▸ REQUIRED TASKS:
a) In the text on Coca-Cola's micro-chipped bottle trial, where was the trial conducted?
b) Using the text on Coca-Cola's micro-chipped bottle trial, indicate whether each statement below agrees with it. (i) GlobalData's survey found that more than a quarter of Brits are somewhat influenced by environmental or ethical factors when buying soft drinks. (ii) The five pence charge on plastic carrier bags was introduced in 2016. (iii) Customers at the Freestyle machines paid for each refill after it was dispensed.
c) Reproduce the passage of the text on Coca-Cola's micro-chipped bottle trial from "According to a" up to and including "disposable plastics bottles.".

▸ DOCUMENT TEXT:
=-=-=-=-=

According to a survey by data and analytics company GlobalData, Coca-Cola’s micro-chipped bottle trial, conducted at the University of Reading in the UK, could serve to alter plastics bottle usage habits among consumers.
The trial saw the installation of Coca-Cola’s Freestyle fountain dispensing machines on campus at the University of Reading, which enabled customers to pre-pay for a set number of refills that are dispensed into a micro-chipped refillable bottle, rather than use customary disposable plastics bottles.
GlobalData’s survey claims more than a quarter of Brits (27 per cent) are somewhat influenced by environmental or ethical factors when purchasing soft drinks, suggesting that initiatives like this may have the potential to appeal.
Melanie Felgate, consumer analyst at GlobalData, commented: “Climate change and the environmental burden of plastic waste have become major global issues, with beverage manufacturers and coffee chains under growing pressure to reduce the number of plastic bottles and paper cups going to landfill. Recent figures predicted global consumption of plastic bottles will exceed a staggering half a trillion per year by 2021.
”Although such schemes rely on behavioural change – people must remember to carry their reusable bottle with them – the recent success of the plastic carrier bag levy in UK supermarkets proves that consumers are willing and able to adjust. Indeed, Tesco has reportedly handed out 1.5 billion fewer plastic carrier bags since the five pence charge was introduced in 2015.”

=-=-=-=-=

▸ DATA EXTRACT:
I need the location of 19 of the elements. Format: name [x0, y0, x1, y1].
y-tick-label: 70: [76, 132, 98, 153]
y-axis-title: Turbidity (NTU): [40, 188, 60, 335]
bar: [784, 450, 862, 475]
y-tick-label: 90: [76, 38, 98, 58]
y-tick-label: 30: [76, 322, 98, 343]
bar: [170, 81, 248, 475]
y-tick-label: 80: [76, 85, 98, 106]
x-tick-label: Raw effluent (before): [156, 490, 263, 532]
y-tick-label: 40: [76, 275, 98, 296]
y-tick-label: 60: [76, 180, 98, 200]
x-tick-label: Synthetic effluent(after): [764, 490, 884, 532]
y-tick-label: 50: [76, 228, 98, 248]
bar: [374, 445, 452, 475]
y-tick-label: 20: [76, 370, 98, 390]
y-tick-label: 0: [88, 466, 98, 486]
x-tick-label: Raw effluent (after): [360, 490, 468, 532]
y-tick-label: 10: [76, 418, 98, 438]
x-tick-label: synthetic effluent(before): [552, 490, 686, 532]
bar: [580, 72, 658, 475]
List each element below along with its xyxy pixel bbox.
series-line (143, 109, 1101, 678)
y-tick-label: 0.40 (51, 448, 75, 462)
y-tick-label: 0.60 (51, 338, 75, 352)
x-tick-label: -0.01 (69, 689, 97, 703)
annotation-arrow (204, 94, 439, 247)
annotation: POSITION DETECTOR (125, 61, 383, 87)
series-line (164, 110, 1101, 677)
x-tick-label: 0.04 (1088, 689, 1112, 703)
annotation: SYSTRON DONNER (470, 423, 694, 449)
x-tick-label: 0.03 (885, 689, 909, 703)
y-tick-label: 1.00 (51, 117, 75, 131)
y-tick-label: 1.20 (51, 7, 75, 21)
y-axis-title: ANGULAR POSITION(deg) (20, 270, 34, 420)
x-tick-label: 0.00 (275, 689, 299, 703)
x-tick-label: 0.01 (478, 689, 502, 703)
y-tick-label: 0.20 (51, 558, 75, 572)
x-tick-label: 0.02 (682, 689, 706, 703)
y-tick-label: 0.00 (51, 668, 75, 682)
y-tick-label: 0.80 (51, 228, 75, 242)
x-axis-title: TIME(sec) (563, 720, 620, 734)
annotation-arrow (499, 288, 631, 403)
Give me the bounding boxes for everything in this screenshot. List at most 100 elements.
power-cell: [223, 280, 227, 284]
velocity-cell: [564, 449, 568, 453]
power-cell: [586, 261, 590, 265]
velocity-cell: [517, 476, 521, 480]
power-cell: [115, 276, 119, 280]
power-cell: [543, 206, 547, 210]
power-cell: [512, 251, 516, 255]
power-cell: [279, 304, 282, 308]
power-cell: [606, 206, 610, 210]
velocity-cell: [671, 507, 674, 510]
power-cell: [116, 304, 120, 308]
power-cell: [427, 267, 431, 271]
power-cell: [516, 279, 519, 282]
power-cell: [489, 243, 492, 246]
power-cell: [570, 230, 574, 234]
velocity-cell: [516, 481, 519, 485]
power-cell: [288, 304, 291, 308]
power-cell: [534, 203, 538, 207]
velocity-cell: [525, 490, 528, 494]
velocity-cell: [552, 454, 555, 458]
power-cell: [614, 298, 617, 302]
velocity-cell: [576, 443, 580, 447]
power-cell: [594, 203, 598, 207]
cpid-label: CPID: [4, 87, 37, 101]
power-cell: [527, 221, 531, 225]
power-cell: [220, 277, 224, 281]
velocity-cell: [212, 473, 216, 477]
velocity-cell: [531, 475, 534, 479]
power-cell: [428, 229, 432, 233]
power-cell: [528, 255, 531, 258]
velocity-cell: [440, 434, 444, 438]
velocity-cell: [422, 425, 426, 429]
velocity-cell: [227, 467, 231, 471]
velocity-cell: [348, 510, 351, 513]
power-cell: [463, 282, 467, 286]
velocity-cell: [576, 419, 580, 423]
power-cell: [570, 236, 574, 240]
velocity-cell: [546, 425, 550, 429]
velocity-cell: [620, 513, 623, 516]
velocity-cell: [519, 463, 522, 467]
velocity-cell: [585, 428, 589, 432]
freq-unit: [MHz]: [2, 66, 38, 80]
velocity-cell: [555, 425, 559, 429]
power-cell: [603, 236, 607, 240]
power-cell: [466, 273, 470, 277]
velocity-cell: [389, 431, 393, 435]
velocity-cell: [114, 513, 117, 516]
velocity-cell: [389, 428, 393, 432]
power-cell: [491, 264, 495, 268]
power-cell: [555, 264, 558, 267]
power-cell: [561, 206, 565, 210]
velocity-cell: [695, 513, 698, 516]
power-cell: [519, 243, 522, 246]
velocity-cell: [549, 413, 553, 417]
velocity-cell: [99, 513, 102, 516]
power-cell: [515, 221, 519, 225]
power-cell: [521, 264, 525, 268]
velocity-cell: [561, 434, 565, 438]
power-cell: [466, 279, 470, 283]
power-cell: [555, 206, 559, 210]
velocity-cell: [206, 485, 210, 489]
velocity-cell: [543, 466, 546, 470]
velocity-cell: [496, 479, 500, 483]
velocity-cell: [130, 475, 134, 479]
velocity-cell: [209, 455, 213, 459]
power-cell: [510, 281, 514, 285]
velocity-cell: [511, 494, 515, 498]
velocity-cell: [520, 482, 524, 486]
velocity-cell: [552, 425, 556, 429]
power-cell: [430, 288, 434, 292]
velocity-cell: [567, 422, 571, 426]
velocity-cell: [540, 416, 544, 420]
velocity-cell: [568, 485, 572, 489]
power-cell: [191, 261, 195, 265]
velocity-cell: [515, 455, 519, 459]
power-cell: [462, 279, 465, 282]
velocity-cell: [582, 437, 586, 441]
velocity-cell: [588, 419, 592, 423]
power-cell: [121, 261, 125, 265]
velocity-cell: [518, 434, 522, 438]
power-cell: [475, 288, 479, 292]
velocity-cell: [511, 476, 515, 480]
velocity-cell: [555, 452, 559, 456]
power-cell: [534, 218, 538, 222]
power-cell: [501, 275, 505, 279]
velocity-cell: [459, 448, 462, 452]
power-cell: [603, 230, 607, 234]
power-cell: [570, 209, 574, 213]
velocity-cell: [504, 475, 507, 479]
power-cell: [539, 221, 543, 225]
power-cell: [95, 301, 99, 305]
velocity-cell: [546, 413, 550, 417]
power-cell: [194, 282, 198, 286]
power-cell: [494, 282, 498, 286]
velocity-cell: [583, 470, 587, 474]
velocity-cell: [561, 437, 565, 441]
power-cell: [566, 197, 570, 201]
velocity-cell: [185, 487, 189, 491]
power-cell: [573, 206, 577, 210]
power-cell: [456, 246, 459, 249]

=-=-=-=-=

▸ OUTPUTS IN ORDER:
a) At the University of Reading in the UK.

b)
(i) Yes: "more than a quarter of Brits (27 per cent) are somewhat influenced by environmental or ethical factors when purchasing soft drinks"
(ii) No: "since the five pence charge was introduced in 2015"
(iii) No: "enabled customers to pre-pay for a set number of refills"

c)
According to a survey by data and analytics company GlobalData, Coca-Cola’s micro-chipped bottle trial, conducted at the University of Reading in the UK, could serve to alter plastics bottle usage habits among consumers.
The trial saw the installation of Coca-Cola’s Freestyle fountain dispensing machines on campus at the University of Reading, which enabled customers to pre-pay for a set number of refills that are dispensed into a micro-chipped refillable bottle, rather than use customary disposable plastics bottles.